SET EXERCISE:
Gather all lines with "February" from the records.

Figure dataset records
+ + + + + + +

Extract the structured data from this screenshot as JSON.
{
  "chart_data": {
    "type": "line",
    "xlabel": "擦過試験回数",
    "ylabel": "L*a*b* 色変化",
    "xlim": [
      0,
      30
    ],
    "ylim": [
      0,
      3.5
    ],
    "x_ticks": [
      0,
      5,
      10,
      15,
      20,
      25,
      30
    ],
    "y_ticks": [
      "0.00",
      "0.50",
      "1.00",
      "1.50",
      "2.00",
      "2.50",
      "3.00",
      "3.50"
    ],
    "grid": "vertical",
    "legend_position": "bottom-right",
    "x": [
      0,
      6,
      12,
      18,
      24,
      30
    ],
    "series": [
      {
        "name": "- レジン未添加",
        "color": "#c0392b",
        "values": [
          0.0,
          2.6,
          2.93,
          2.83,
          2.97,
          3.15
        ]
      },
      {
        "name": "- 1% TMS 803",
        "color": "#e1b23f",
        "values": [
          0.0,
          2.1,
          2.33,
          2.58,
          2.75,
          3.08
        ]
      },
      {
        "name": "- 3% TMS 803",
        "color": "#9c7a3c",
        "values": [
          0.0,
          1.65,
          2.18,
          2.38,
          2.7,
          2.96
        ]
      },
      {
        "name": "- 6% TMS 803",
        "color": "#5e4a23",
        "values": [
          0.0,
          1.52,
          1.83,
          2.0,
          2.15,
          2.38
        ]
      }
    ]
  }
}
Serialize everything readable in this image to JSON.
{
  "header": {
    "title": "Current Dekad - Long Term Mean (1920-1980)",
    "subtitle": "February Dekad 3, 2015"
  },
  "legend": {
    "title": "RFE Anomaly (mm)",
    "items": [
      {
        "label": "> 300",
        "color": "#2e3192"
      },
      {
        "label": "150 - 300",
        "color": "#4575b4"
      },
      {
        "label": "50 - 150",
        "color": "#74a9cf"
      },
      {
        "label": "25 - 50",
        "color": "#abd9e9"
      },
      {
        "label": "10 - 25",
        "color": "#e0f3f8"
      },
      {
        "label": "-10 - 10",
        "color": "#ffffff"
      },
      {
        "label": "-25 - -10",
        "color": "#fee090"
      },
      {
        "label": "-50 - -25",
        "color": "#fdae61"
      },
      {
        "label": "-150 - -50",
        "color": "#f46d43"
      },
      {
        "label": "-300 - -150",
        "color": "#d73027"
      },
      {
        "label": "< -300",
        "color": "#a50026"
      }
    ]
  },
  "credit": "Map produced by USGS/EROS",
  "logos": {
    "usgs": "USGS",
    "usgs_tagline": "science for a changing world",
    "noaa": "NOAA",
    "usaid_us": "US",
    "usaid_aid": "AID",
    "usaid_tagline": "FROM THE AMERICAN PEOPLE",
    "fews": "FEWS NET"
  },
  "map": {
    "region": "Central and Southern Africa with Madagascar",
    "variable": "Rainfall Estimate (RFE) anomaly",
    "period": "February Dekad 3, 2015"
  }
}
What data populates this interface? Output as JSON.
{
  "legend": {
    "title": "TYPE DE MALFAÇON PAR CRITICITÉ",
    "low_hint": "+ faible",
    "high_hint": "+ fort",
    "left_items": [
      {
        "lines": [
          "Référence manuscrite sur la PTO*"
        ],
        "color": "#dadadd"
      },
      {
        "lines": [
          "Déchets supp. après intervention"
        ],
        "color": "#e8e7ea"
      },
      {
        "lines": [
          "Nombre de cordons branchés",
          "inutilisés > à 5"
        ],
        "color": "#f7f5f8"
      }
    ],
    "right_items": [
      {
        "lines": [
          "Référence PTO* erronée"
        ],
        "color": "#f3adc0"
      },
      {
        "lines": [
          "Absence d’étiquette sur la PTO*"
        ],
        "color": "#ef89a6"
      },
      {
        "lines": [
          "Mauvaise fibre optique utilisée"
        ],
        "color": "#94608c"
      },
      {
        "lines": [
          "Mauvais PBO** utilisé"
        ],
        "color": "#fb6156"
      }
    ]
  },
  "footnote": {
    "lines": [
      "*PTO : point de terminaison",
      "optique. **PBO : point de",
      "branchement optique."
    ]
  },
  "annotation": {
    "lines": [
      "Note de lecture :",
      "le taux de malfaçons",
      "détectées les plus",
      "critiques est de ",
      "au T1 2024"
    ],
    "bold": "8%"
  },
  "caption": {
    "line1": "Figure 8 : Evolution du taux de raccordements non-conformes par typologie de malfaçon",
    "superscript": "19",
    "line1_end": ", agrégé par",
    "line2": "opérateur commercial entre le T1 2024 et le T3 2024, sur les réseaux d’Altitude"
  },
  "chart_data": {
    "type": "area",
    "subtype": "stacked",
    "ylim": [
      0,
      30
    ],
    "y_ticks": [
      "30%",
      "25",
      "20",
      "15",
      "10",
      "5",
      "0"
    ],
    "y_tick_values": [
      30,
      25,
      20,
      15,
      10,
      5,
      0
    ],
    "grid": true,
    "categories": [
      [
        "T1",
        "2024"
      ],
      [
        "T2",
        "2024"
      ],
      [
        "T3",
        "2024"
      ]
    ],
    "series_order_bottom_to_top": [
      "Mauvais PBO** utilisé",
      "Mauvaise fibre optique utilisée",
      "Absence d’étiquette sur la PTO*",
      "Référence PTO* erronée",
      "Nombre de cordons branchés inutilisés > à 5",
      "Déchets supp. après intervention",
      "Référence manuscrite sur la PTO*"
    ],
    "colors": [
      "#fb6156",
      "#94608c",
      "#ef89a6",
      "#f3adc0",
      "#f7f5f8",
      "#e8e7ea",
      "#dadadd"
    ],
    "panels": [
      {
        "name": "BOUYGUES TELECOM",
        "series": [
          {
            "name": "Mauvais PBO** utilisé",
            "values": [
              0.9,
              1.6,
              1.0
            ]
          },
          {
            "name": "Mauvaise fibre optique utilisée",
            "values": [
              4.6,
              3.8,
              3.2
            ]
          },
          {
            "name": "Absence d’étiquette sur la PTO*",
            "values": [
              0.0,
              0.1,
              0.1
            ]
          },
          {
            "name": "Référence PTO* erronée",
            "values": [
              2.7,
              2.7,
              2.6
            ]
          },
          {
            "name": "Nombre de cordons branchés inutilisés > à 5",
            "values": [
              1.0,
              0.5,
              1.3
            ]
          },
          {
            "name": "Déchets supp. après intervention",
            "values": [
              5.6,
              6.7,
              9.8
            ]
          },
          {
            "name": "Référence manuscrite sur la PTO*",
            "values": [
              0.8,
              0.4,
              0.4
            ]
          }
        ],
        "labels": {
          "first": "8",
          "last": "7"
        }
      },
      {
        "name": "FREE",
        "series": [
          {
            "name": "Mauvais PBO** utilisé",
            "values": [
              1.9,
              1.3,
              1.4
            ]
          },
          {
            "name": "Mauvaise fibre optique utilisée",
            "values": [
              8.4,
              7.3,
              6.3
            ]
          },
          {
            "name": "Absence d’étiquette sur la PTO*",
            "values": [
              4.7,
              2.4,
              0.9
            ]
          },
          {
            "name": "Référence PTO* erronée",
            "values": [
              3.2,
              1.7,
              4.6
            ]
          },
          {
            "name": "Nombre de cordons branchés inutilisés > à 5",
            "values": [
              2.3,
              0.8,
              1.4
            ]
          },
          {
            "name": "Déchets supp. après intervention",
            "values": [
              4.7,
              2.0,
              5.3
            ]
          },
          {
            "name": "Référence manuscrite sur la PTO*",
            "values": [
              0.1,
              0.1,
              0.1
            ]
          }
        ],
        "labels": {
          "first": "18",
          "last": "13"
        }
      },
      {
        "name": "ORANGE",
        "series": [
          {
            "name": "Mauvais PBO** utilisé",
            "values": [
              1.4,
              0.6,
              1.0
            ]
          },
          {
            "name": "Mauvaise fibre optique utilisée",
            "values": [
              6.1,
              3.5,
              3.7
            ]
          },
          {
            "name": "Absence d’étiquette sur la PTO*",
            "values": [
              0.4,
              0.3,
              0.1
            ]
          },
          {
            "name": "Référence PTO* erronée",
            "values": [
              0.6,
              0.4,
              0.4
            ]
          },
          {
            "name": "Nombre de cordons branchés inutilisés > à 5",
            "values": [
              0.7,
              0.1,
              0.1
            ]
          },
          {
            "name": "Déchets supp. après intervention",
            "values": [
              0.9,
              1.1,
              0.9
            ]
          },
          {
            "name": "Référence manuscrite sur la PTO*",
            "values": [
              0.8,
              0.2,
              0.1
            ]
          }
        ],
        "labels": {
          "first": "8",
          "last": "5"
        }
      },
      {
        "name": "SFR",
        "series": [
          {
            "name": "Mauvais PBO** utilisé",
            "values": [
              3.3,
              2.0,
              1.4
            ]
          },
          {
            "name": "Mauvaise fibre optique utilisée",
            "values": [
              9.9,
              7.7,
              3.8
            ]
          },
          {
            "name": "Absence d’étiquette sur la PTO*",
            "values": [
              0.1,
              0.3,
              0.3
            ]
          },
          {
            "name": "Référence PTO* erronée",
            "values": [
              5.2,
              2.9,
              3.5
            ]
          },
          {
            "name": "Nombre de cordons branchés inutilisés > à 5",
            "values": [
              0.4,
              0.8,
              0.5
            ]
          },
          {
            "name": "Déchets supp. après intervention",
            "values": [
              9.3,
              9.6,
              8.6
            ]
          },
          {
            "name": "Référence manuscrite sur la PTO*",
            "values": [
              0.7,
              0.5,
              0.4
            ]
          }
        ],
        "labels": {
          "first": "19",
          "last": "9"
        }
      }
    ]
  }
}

+ + + + + + +

SOLUTION FOR THIS TASK:
    "subtitle": "February Dekad 3, 2015"
    "period": "February Dekad 3, 2015"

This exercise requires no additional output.